*Exercise instructions*
Reproduce each line exactly, including spacing and punctuation.

▬▬▬

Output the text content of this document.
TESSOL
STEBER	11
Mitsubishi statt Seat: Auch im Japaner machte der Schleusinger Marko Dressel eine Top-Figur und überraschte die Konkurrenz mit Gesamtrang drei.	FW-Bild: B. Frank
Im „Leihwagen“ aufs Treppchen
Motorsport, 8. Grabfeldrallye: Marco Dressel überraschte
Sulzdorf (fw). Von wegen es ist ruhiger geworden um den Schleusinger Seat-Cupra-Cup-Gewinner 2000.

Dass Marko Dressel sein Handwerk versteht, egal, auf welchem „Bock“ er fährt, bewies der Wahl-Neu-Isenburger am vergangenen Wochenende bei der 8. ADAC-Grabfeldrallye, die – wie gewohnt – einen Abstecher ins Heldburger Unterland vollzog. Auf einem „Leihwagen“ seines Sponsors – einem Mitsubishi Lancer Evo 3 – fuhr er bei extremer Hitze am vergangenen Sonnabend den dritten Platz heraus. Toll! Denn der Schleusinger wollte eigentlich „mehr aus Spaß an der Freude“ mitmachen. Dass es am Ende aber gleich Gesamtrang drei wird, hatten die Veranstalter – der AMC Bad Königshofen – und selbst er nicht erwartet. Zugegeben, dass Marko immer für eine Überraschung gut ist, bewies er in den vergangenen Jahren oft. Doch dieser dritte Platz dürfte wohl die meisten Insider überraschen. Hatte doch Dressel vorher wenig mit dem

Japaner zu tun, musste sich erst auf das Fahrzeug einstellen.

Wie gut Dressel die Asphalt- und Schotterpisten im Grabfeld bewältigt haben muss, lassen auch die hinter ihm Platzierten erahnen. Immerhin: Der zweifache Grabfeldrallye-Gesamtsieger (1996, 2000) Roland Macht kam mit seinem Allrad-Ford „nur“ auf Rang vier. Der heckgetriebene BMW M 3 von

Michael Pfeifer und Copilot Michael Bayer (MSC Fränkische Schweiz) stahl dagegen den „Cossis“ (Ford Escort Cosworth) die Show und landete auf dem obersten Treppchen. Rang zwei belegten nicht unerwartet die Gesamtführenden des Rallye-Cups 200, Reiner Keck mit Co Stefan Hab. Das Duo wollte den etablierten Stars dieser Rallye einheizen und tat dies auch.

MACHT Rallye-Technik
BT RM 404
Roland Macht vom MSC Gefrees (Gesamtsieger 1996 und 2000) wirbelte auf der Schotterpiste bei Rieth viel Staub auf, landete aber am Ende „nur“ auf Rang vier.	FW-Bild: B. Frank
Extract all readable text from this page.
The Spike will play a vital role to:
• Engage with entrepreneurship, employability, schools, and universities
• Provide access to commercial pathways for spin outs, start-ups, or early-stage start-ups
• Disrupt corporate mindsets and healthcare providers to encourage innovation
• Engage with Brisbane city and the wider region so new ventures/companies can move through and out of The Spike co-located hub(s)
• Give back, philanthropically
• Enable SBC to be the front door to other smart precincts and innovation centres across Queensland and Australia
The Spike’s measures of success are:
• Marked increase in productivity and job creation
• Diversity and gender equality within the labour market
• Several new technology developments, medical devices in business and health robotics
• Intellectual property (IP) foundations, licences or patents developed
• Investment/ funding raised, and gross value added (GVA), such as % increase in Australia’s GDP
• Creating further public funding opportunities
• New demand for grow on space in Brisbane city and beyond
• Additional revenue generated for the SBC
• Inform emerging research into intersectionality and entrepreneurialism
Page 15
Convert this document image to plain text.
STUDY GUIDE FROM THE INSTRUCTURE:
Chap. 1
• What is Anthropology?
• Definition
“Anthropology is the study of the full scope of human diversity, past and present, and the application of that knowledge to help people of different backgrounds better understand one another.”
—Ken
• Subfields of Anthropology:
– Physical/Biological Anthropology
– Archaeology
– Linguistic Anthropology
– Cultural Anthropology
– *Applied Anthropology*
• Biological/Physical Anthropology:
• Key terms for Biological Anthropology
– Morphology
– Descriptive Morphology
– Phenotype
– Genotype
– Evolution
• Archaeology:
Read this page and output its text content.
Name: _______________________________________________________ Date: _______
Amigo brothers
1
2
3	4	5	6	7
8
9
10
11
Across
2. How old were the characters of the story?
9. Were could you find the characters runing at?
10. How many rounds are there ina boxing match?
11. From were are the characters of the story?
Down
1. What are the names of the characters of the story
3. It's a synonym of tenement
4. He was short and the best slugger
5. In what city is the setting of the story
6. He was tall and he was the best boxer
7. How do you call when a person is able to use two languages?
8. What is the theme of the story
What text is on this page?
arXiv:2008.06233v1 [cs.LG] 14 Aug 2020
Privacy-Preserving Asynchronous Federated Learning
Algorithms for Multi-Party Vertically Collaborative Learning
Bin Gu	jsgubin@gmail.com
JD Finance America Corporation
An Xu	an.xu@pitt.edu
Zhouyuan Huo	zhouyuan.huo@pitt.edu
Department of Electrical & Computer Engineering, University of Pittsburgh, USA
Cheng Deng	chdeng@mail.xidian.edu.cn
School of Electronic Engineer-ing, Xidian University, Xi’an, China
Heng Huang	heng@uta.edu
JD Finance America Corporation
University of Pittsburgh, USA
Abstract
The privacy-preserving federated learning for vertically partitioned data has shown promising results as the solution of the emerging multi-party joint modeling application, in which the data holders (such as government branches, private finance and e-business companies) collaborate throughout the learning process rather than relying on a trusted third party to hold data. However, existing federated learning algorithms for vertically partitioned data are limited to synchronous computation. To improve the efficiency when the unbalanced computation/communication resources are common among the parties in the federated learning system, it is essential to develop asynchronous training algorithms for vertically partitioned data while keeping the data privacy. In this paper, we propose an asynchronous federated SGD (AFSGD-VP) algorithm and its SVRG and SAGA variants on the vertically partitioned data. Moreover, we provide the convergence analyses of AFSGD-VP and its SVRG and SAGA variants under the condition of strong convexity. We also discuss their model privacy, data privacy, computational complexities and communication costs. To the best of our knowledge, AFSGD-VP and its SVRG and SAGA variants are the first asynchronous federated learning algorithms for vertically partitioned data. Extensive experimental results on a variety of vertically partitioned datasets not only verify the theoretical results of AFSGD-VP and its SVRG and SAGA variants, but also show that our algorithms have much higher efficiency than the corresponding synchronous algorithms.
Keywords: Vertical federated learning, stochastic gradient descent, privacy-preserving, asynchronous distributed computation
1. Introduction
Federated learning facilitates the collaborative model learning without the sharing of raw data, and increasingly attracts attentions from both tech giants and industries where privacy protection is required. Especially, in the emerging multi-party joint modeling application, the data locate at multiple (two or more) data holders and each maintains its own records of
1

▬▬▬

*The response*
Output the text content of this document.
TESSOL
STEBER	11
Mitsubishi statt Seat: Auch im Japaner machte der Schleusinger Marko Dressel eine Top-Figur und überraschte die Konkurrenz mit Gesamtrang drei.	FW-Bild: B. Frank
Im „Leihwagen“ aufs Treppchen
Motorsport, 8. Grabfeldrallye: Marco Dressel überraschte
Sulzdorf (fw). Von wegen es ist ruhiger geworden um den Schleusinger Seat-Cupra-Cup-Gewinner 2000.

Dass Marko Dressel sein Handwerk versteht, egal, auf welchem „Bock“ er fährt, bewies der Wahl-Neu-Isenburger am vergangenen Wochenende bei der 8. ADAC-Grabfeldrallye, die – wie gewohnt – einen Abstecher ins Heldburger Unterland vollzog. Auf einem „Leihwagen“ seines Sponsors – einem Mitsubishi Lancer Evo 3 – fuhr er bei extremer Hitze am vergangenen Sonnabend den dritten Platz heraus. Toll! Denn der Schleusinger wollte eigentlich „mehr aus Spaß an der Freude“ mitmachen. Dass es am Ende aber gleich Gesamtrang drei wird, hatten die Veranstalter – der AMC Bad Königshofen – und selbst er nicht erwartet. Zugegeben, dass Marko immer für eine Überraschung gut ist, bewies er in den vergangenen Jahren oft. Doch dieser dritte Platz dürfte wohl die meisten Insider überraschen. Hatte doch Dressel vorher wenig mit dem

Japaner zu tun, musste sich erst auf das Fahrzeug einstellen.

Wie gut Dressel die Asphalt- und Schotterpisten im Grabfeld bewältigt haben muss, lassen auch die hinter ihm Platzierten erahnen. Immerhin: Der zweifache Grabfeldrallye-Gesamtsieger (1996, 2000) Roland Macht kam mit seinem Allrad-Ford „nur“ auf Rang vier. Der heckgetriebene BMW M 3 von

Michael Pfeifer und Copilot Michael Bayer (MSC Fränkische Schweiz) stahl dagegen den „Cossis“ (Ford Escort Cosworth) die Show und landete auf dem obersten Treppchen. Rang zwei belegten nicht unerwartet die Gesamtführenden des Rallye-Cups 200, Reiner Keck mit Co Stefan Hab. Das Duo wollte den etablierten Stars dieser Rallye einheizen und tat dies auch.

MACHT Rallye-Technik
BT RM 404
Roland Macht vom MSC Gefrees (Gesamtsieger 1996 und 2000) wirbelte auf der Schotterpiste bei Rieth viel Staub auf, landete aber am Ende „nur“ auf Rang vier.	FW-Bild: B. Frank
Extract all readable text from this page.
The Spike will play a vital role to:
• Engage with entrepreneurship, employability, schools, and universities
• Provide access to commercial pathways for spin outs, start-ups, or early-stage start-ups
• Disrupt corporate mindsets and healthcare providers to encourage innovation
• Engage with Brisbane city and the wider region so new ventures/companies can move through and out of The Spike co-located hub(s)
• Give back, philanthropically
• Enable SBC to be the front door to other smart precincts and innovation centres across Queensland and Australia
The Spike’s measures of success are:
• Marked increase in productivity and job creation
• Diversity and gender equality within the labour market
• Several new technology developments, medical devices in business and health robotics
• Intellectual property (IP) foundations, licences or patents developed
• Investment/ funding raised, and gross value added (GVA), such as % increase in Australia’s GDP
• Creating further public funding opportunities
• New demand for grow on space in Brisbane city and beyond
• Additional revenue generated for the SBC
• Inform emerging research into intersectionality and entrepreneurialism
Page 15
Convert this document image to plain text.
STUDY GUIDE FROM THE INSTRUCTURE:
Chap. 1
• What is Anthropology?
• Definition
“Anthropology is the study of the full scope of human diversity, past and present, and the application of that knowledge to help people of different backgrounds better understand one another.”
—Ken
• Subfields of Anthropology:
– Physical/Biological Anthropology
– Archaeology
– Linguistic Anthropology
– Cultural Anthropology
– *Applied Anthropology*
• Biological/Physical Anthropology:
• Key terms for Biological Anthropology
– Morphology
– Descriptive Morphology
– Phenotype
– Genotype
– Evolution
• Archaeology:
Read this page and output its text content.
Name: _______________________________________________________ Date: _______
Amigo brothers
1
2
3	4	5	6	7
8
9
10
11
Across
2. How old were the characters of the story?
9. Were could you find the characters runing at?
10. How many rounds are there ina boxing match?
11. From were are the characters of the story?
Down
1. What are the names of the characters of the story
3. It's a synonym of tenement
4. He was short and the best slugger
5. In what city is the setting of the story
6. He was tall and he was the best boxer
7. How do you call when a person is able to use two languages?
8. What is the theme of the story
What text is on this page?
arXiv:2008.06233v1 [cs.LG] 14 Aug 2020
Privacy-Preserving Asynchronous Federated Learning
Algorithms for Multi-Party Vertically Collaborative Learning
Bin Gu	jsgubin@gmail.com
JD Finance America Corporation
An Xu	an.xu@pitt.edu
Zhouyuan Huo	zhouyuan.huo@pitt.edu
Department of Electrical & Computer Engineering, University of Pittsburgh, USA
Cheng Deng	chdeng@mail.xidian.edu.cn
School of Electronic Engineer-ing, Xidian University, Xi’an, China
Heng Huang	heng@uta.edu
JD Finance America Corporation
University of Pittsburgh, USA
Abstract
The privacy-preserving federated learning for vertically partitioned data has shown promising results as the solution of the emerging multi-party joint modeling application, in which the data holders (such as government branches, private finance and e-business companies) collaborate throughout the learning process rather than relying on a trusted third party to hold data. However, existing federated learning algorithms for vertically partitioned data are limited to synchronous computation. To improve the efficiency when the unbalanced computation/communication resources are common among the parties in the federated learning system, it is essential to develop asynchronous training algorithms for vertically partitioned data while keeping the data privacy. In this paper, we propose an asynchronous federated SGD (AFSGD-VP) algorithm and its SVRG and SAGA variants on the vertically partitioned data. Moreover, we provide the convergence analyses of AFSGD-VP and its SVRG and SAGA variants under the condition of strong convexity. We also discuss their model privacy, data privacy, computational complexities and communication costs. To the best of our knowledge, AFSGD-VP and its SVRG and SAGA variants are the first asynchronous federated learning algorithms for vertically partitioned data. Extensive experimental results on a variety of vertically partitioned datasets not only verify the theoretical results of AFSGD-VP and its SVRG and SAGA variants, but also show that our algorithms have much higher efficiency than the corresponding synchronous algorithms.
Keywords: Vertical federated learning, stochastic gradient descent, privacy-preserving, asynchronous distributed computation
1. Introduction
Federated learning facilitates the collaborative model learning without the sharing of raw data, and increasingly attracts attentions from both tech giants and industries where privacy protection is required. Especially, in the emerging multi-party joint modeling application, the data locate at multiple (two or more) data holders and each maintains its own records of
1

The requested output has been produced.